• Given records:
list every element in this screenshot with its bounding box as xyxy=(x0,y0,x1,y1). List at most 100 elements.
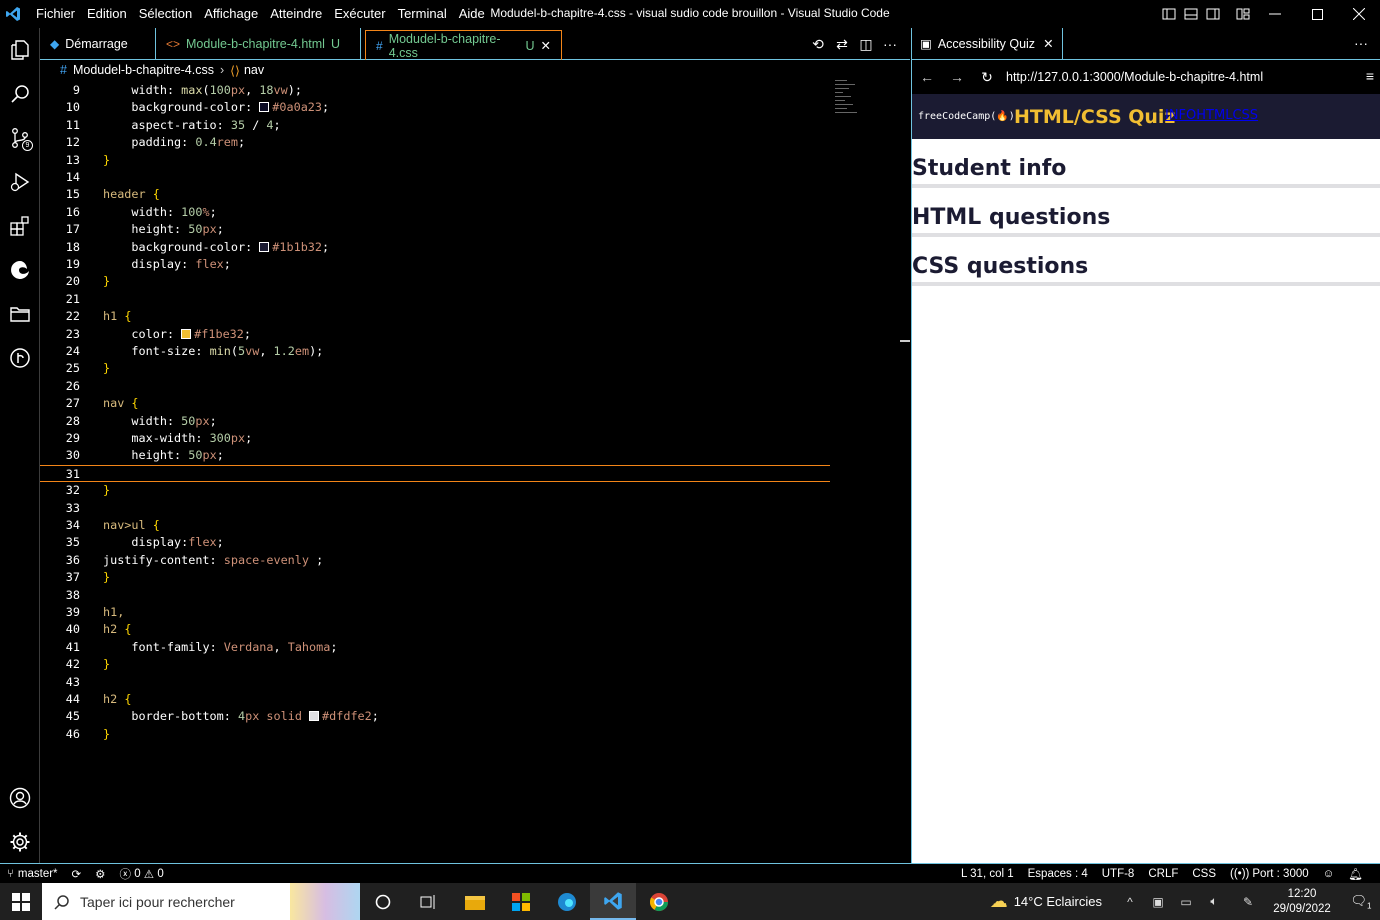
feedback-icon[interactable]: ☺ xyxy=(1316,868,1342,880)
git-graph-icon[interactable] xyxy=(0,338,40,378)
code-line[interactable]: 38 xyxy=(40,587,900,604)
reload-icon[interactable]: ↻ xyxy=(972,69,1002,86)
code-line[interactable]: 14 xyxy=(40,169,900,186)
tab-demarrage[interactable]: ◆ Démarrage xyxy=(40,28,156,60)
split-editor-icon[interactable]: ◫ xyxy=(854,36,878,53)
code-line[interactable]: 45 border-bottom: 4px solid #dfdfe2; xyxy=(40,708,900,725)
code-line[interactable]: 44 h2 { xyxy=(40,691,900,708)
code-line[interactable]: 27 nav { xyxy=(40,395,900,412)
code-line[interactable]: 19 display: flex; xyxy=(40,256,900,273)
close-window-button[interactable] xyxy=(1338,0,1380,28)
explorer-icon[interactable] xyxy=(0,30,40,70)
close-tab-icon[interactable]: ✕ xyxy=(1043,36,1053,51)
encoding[interactable]: UTF-8 xyxy=(1095,868,1142,880)
code-line[interactable]: 34 nav>ul { xyxy=(40,517,900,534)
close-tab-icon[interactable]: ✕ xyxy=(541,38,551,53)
task-view-icon[interactable] xyxy=(406,883,452,920)
more-actions-icon[interactable]: ··· xyxy=(878,36,902,52)
code-line[interactable]: 35 display:flex; xyxy=(40,534,900,551)
weather-widget[interactable]: ☁ 14°C Eclaircies xyxy=(990,891,1102,912)
language-mode[interactable]: CSS xyxy=(1185,868,1223,880)
notification-center-icon[interactable]: 🗨︎1 xyxy=(1342,893,1380,911)
code-line[interactable]: 32} xyxy=(40,482,900,499)
code-line[interactable]: 31 xyxy=(40,464,830,483)
nav-links[interactable]: INFOHTMLCSS xyxy=(1165,108,1258,123)
meet-now-icon[interactable]: ▣ xyxy=(1144,895,1172,909)
cursor-position[interactable]: L 31, col 1 xyxy=(954,868,1021,880)
code-line[interactable]: 39 h1, xyxy=(40,604,900,621)
end-of-line[interactable]: CRLF xyxy=(1141,868,1185,880)
code-line[interactable]: 9 width: max(100px, 18vw); xyxy=(40,82,900,99)
timeline-icon[interactable]: ⟲ xyxy=(806,36,830,53)
breadcrumb-file[interactable]: Modudel-b-chapitre-4.css xyxy=(73,63,214,77)
code-line[interactable]: 13} xyxy=(40,152,900,169)
code-line[interactable]: 26 xyxy=(40,378,900,395)
indentation[interactable]: Espaces : 4 xyxy=(1021,868,1095,880)
code-line[interactable]: 43 xyxy=(40,674,900,691)
hamburger-menu-icon[interactable]: ≡ xyxy=(1366,68,1374,84)
git-graph-status-icon[interactable]: ⚙ xyxy=(88,867,112,881)
source-control-icon[interactable]: 9 xyxy=(0,118,40,158)
edge-browser-icon[interactable] xyxy=(544,883,590,920)
compare-changes-icon[interactable]: ⇄ xyxy=(830,36,854,53)
code-line[interactable]: 24 font-size: min(5vw, 1.2em); xyxy=(40,343,900,360)
maximize-button[interactable] xyxy=(1296,0,1338,28)
code-line[interactable]: 40 h2 { xyxy=(40,621,900,638)
branch-indicator[interactable]: ⑂ master* xyxy=(0,868,65,880)
code-line[interactable]: 16 width: 100%; xyxy=(40,204,900,221)
chevron-up-icon[interactable]: ^ xyxy=(1116,895,1144,909)
cortana-icon[interactable] xyxy=(360,883,406,920)
code-line[interactable]: 22 h1 { xyxy=(40,308,900,325)
volume-icon[interactable]: 🔈︎ xyxy=(1200,894,1228,909)
url-field[interactable]: http://127.0.0.1:3000/Module-b-chapitre-… xyxy=(1006,70,1263,84)
toggle-secondary-sidebar-icon[interactable] xyxy=(1202,0,1224,28)
vscode-taskbar-icon[interactable] xyxy=(590,883,636,920)
account-icon[interactable] xyxy=(0,778,40,818)
file-explorer-icon[interactable] xyxy=(452,883,498,920)
tab-module-html[interactable]: <> Module-b-chapitre-4.html U xyxy=(156,28,361,60)
menu-atteindre[interactable]: Atteindre xyxy=(264,0,328,28)
tab-modudel-css[interactable]: # Modudel-b-chapitre-4.css U ✕ xyxy=(365,30,562,60)
code-line[interactable]: 25} xyxy=(40,360,900,377)
run-debug-icon[interactable] xyxy=(0,162,40,202)
taskbar-search[interactable]: Taper ici pour rechercher xyxy=(42,883,360,920)
pen-icon[interactable]: ✎ xyxy=(1234,895,1262,909)
code-line[interactable]: 21 xyxy=(40,291,900,308)
live-server-port[interactable]: ((•)) Port : 3000 xyxy=(1223,868,1316,880)
code-line[interactable]: 29 max-width: 300px; xyxy=(40,430,900,447)
windows-start-button[interactable] xyxy=(0,883,42,920)
code-line[interactable]: 46} xyxy=(40,726,900,743)
code-line[interactable]: 18 background-color: #1b1b32; xyxy=(40,239,900,256)
code-line[interactable]: 28 width: 50px; xyxy=(40,413,900,430)
code-line[interactable]: 30 height: 50px; xyxy=(40,447,900,464)
minimize-button[interactable] xyxy=(1254,0,1296,28)
menu-fichier[interactable]: Fichier xyxy=(30,0,81,28)
battery-icon[interactable]: ▭ xyxy=(1172,895,1200,909)
code-line[interactable]: 41 font-family: Verdana, Tahoma; xyxy=(40,639,900,656)
menu-aide[interactable]: Aide xyxy=(453,0,491,28)
tab-accessibility-quiz[interactable]: ▣ Accessibility Quiz ✕ xyxy=(912,27,1063,60)
minimap[interactable] xyxy=(835,80,895,140)
back-arrow-icon[interactable]: ← xyxy=(912,69,942,85)
menu-terminal[interactable]: Terminal xyxy=(392,0,453,28)
code-line[interactable]: 12 padding: 0.4rem; xyxy=(40,134,900,151)
folder-icon[interactable] xyxy=(0,294,40,334)
sync-icon[interactable]: ⟳ xyxy=(65,867,89,881)
code-editor[interactable]: 9 width: max(100px, 18vw); 10 background-… xyxy=(40,82,900,762)
code-line[interactable]: 11 aspect-ratio: 35 / 4; xyxy=(40,117,900,134)
edge-icon[interactable] xyxy=(0,250,40,290)
toggle-panel-icon[interactable] xyxy=(1180,0,1202,28)
code-line[interactable]: 36 justify-content: space-evenly ; xyxy=(40,552,900,569)
more-actions-icon[interactable]: ··· xyxy=(1354,28,1368,58)
microsoft-store-icon[interactable] xyxy=(498,883,544,920)
settings-gear-icon[interactable] xyxy=(0,822,40,862)
menu-edition[interactable]: Edition xyxy=(81,0,133,28)
menu-selection[interactable]: Sélection xyxy=(133,0,198,28)
code-line[interactable]: 15 header { xyxy=(40,186,900,203)
clock[interactable]: 12:20 29/09/2022 xyxy=(1262,887,1342,917)
code-line[interactable]: 23 color: #f1be32; xyxy=(40,326,900,343)
scrollbar-slider[interactable] xyxy=(900,340,910,342)
code-line[interactable]: 33 xyxy=(40,500,900,517)
code-line[interactable]: 42} xyxy=(40,656,900,673)
code-line[interactable]: 10 background-color: #0a0a23; xyxy=(40,99,900,116)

• Given request: Can you reproduce the records above word for word, leaving out the pictures?

• Response for this exercise:
list every element in this screenshot with its bounding box as xyxy=(x0,y0,x1,y1). List at most 100 elements.
feedback-icon[interactable]: ☺ xyxy=(1316,868,1342,880)
git-graph-icon[interactable] xyxy=(0,338,40,378)
code-line[interactable]: 38 xyxy=(40,587,900,604)
reload-icon[interactable]: ↻ xyxy=(972,69,1002,86)
code-line[interactable]: 14 xyxy=(40,169,900,186)
tab-demarrage[interactable]: ◆ Démarrage xyxy=(40,28,156,60)
split-editor-icon[interactable]: ◫ xyxy=(854,36,878,53)
code-line[interactable]: 45 border-bottom: 4px solid #dfdfe2; xyxy=(40,708,900,725)
code-line[interactable]: 44 h2 { xyxy=(40,691,900,708)
code-line[interactable]: 27 nav { xyxy=(40,395,900,412)
code-line[interactable]: 19 display: flex; xyxy=(40,256,900,273)
close-window-button[interactable] xyxy=(1338,0,1380,28)
explorer-icon[interactable] xyxy=(0,30,40,70)
close-tab-icon[interactable]: ✕ xyxy=(1043,36,1053,51)
encoding[interactable]: UTF-8 xyxy=(1095,868,1142,880)
code-line[interactable]: 34 nav>ul { xyxy=(40,517,900,534)
close-tab-icon[interactable]: ✕ xyxy=(541,38,551,53)
task-view-icon[interactable] xyxy=(406,883,452,920)
more-actions-icon[interactable]: ··· xyxy=(878,36,902,52)
code-line[interactable]: 35 display:flex; xyxy=(40,534,900,551)
weather-widget[interactable]: ☁ 14°C Eclaircies xyxy=(990,891,1102,912)
language-mode[interactable]: CSS xyxy=(1185,868,1223,880)
notification-center-icon[interactable]: 🗨︎1 xyxy=(1342,893,1380,911)
code-line[interactable]: 32} xyxy=(40,482,900,499)
code-line[interactable]: 31 xyxy=(40,464,830,483)
nav-links[interactable]: INFOHTMLCSS xyxy=(1165,108,1258,123)
meet-now-icon[interactable]: ▣ xyxy=(1144,895,1172,909)
cursor-position[interactable]: L 31, col 1 xyxy=(954,868,1021,880)
code-line[interactable]: 39 h1, xyxy=(40,604,900,621)
end-of-line[interactable]: CRLF xyxy=(1141,868,1185,880)
code-line[interactable]: 9 width: max(100px, 18vw); xyxy=(40,82,900,99)
timeline-icon[interactable]: ⟲ xyxy=(806,36,830,53)
breadcrumb-file[interactable]: Modudel-b-chapitre-4.css xyxy=(73,63,214,77)
code-line[interactable]: 13} xyxy=(40,152,900,169)
code-line[interactable]: 26 xyxy=(40,378,900,395)
indentation[interactable]: Espaces : 4 xyxy=(1021,868,1095,880)
code-line[interactable]: 43 xyxy=(40,674,900,691)
hamburger-menu-icon[interactable]: ≡ xyxy=(1366,68,1374,84)
git-graph-status-icon[interactable]: ⚙ xyxy=(88,867,112,881)
source-control-icon[interactable]: 9 xyxy=(0,118,40,158)
edge-browser-icon[interactable] xyxy=(544,883,590,920)
compare-changes-icon[interactable]: ⇄ xyxy=(830,36,854,53)
code-line[interactable]: 24 font-size: min(5vw, 1.2em); xyxy=(40,343,900,360)
maximize-button[interactable] xyxy=(1296,0,1338,28)
code-line[interactable]: 40 h2 { xyxy=(40,621,900,638)
branch-indicator[interactable]: ⑂ master* xyxy=(0,868,65,880)
code-line[interactable]: 16 width: 100%; xyxy=(40,204,900,221)
chevron-up-icon[interactable]: ^ xyxy=(1116,895,1144,909)
cortana-icon[interactable] xyxy=(360,883,406,920)
code-line[interactable]: 22 h1 { xyxy=(40,308,900,325)
volume-icon[interactable]: 🔈︎ xyxy=(1200,894,1228,909)
url-field[interactable]: http://127.0.0.1:3000/Module-b-chapitre-… xyxy=(1006,70,1263,84)
toggle-secondary-sidebar-icon[interactable] xyxy=(1202,0,1224,28)
vscode-taskbar-icon[interactable] xyxy=(590,883,636,920)
account-icon[interactable] xyxy=(0,778,40,818)
file-explorer-icon[interactable] xyxy=(452,883,498,920)
tab-module-html[interactable]: <> Module-b-chapitre-4.html U xyxy=(156,28,361,60)
menu-atteindre[interactable]: Atteindre xyxy=(264,0,328,28)
tab-modudel-css[interactable]: # Modudel-b-chapitre-4.css U ✕ xyxy=(365,30,562,60)
code-line[interactable]: 25} xyxy=(40,360,900,377)
run-debug-icon[interactable] xyxy=(0,162,40,202)
taskbar-search[interactable]: Taper ici pour rechercher xyxy=(42,883,360,920)
pen-icon[interactable]: ✎ xyxy=(1234,895,1262,909)
code-line[interactable]: 21 xyxy=(40,291,900,308)
live-server-port[interactable]: ((•)) Port : 3000 xyxy=(1223,868,1316,880)
code-line[interactable]: 29 max-width: 300px; xyxy=(40,430,900,447)
windows-start-button[interactable] xyxy=(0,883,42,920)
code-line[interactable]: 46} xyxy=(40,726,900,743)
code-line[interactable]: 18 background-color: #1b1b32; xyxy=(40,239,900,256)
code-line[interactable]: 28 width: 50px; xyxy=(40,413,900,430)
code-line[interactable]: 30 height: 50px; xyxy=(40,447,900,464)
minimize-button[interactable] xyxy=(1254,0,1296,28)
menu-fichier[interactable]: Fichier xyxy=(30,0,81,28)
battery-icon[interactable]: ▭ xyxy=(1172,895,1200,909)
code-line[interactable]: 41 font-family: Verdana, Tahoma; xyxy=(40,639,900,656)
menu-aide[interactable]: Aide xyxy=(453,0,491,28)
tab-accessibility-quiz[interactable]: ▣ Accessibility Quiz ✕ xyxy=(912,27,1063,60)
minimap[interactable] xyxy=(835,80,895,140)
back-arrow-icon[interactable]: ← xyxy=(912,69,942,85)
menu-terminal[interactable]: Terminal xyxy=(392,0,453,28)
code-line[interactable]: 12 padding: 0.4rem; xyxy=(40,134,900,151)
folder-icon[interactable] xyxy=(0,294,40,334)
sync-icon[interactable]: ⟳ xyxy=(65,867,89,881)
code-editor[interactable]: 9 width: max(100px, 18vw); 10 background-… xyxy=(40,82,900,762)
code-line[interactable]: 11 aspect-ratio: 35 / 4; xyxy=(40,117,900,134)
edge-icon[interactable] xyxy=(0,250,40,290)
toggle-panel-icon[interactable] xyxy=(1180,0,1202,28)
code-line[interactable]: 36 justify-content: space-evenly ; xyxy=(40,552,900,569)
more-actions-icon[interactable]: ··· xyxy=(1354,28,1368,58)
microsoft-store-icon[interactable] xyxy=(498,883,544,920)
settings-gear-icon[interactable] xyxy=(0,822,40,862)
menu-edition[interactable]: Edition xyxy=(81,0,133,28)
menu-selection[interactable]: Sélection xyxy=(133,0,198,28)
code-line[interactable]: 15 header { xyxy=(40,186,900,203)
clock[interactable]: 12:20 29/09/2022 xyxy=(1262,887,1342,917)
code-line[interactable]: 23 color: #f1be32; xyxy=(40,326,900,343)
scrollbar-slider[interactable] xyxy=(900,340,910,342)
code-line[interactable]: 33 xyxy=(40,500,900,517)
code-line[interactable]: 42} xyxy=(40,656,900,673)
code-line[interactable]: 10 background-color: #0a0a23; xyxy=(40,99,900,116)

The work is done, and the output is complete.